SHORT EXERCISE:
Present each line of the entries below that holds the word "structured".

____ DATASET EXCERPTS

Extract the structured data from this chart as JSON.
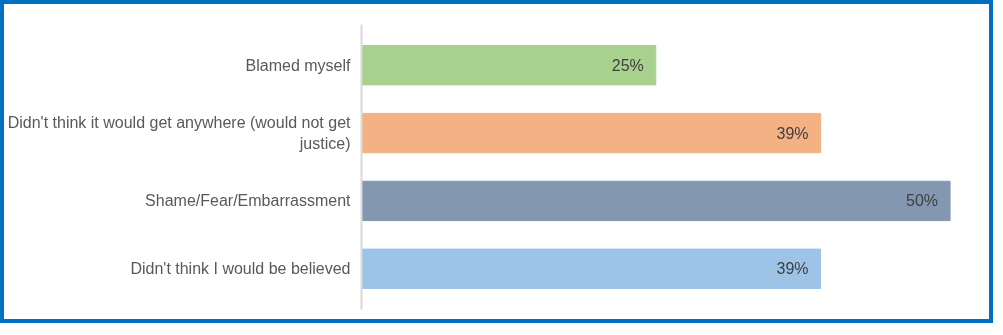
{
  "chart_data": {
    "type": "bar",
    "orientation": "horizontal",
    "categories": [
      "Blamed myself",
      "Didn't think it would get anywhere (would not get justice)",
      "Shame/Fear/Embarrassment",
      "Didn't think I would be believed"
    ],
    "values": [
      25,
      39,
      50,
      39
    ],
    "colors": [
      "#a9d18e",
      "#f4b183",
      "#8497b0",
      "#9dc3e6"
    ],
    "tick_labels": "y",
    "grid": false,
    "value_labels": [
      "25%",
      "39%",
      "50%",
      "39%"
    ]
  }
}
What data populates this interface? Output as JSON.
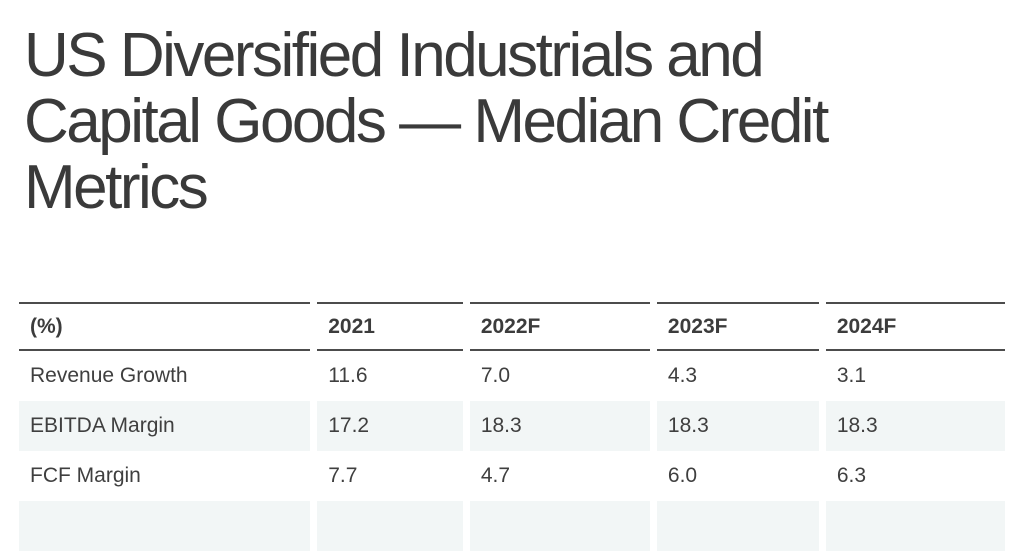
{
  "header": {
    "title_lines": [
      "US Diversified Industrials and",
      "Capital Goods — Median Credit",
      "Metrics"
    ]
  },
  "chart_data": {
    "type": "table",
    "title": "US Diversified Industrials and Capital Goods — Median Credit Metrics",
    "columns": [
      "(%)",
      "2021",
      "2022F",
      "2023F",
      "2024F"
    ],
    "rows": [
      [
        "Revenue Growth",
        "11.6",
        "7.0",
        "4.3",
        "3.1"
      ],
      [
        "EBITDA Margin",
        "17.2",
        "18.3",
        "18.3",
        "18.3"
      ],
      [
        "FCF Margin",
        "7.7",
        "4.7",
        "6.0",
        "6.3"
      ]
    ],
    "layout": {
      "row_striping": "even rows shaded",
      "header_rules": "2px dark gray above and below header, segmented per column",
      "units": "percent"
    }
  },
  "colors": {
    "background": "#ffffff",
    "title_text": "#3a3a3a",
    "table_text": "#3f3f3f",
    "table_border": "#4c4c4c",
    "row_stripe": "#f2f6f6"
  }
}
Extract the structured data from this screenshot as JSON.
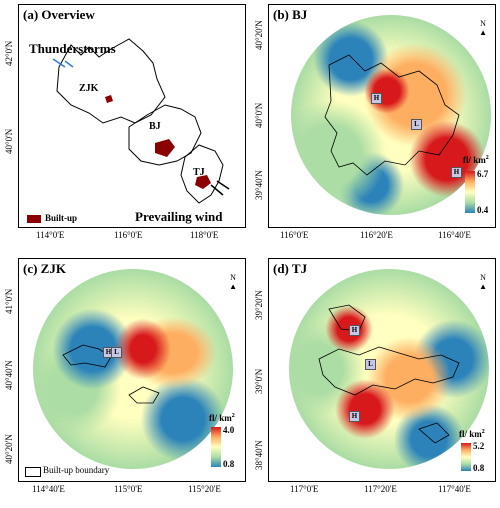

________

RESULT FOR THIS TASK:
Extract the structured data from this chart as JSON.
Extract the structured data from this screenshot as JSON.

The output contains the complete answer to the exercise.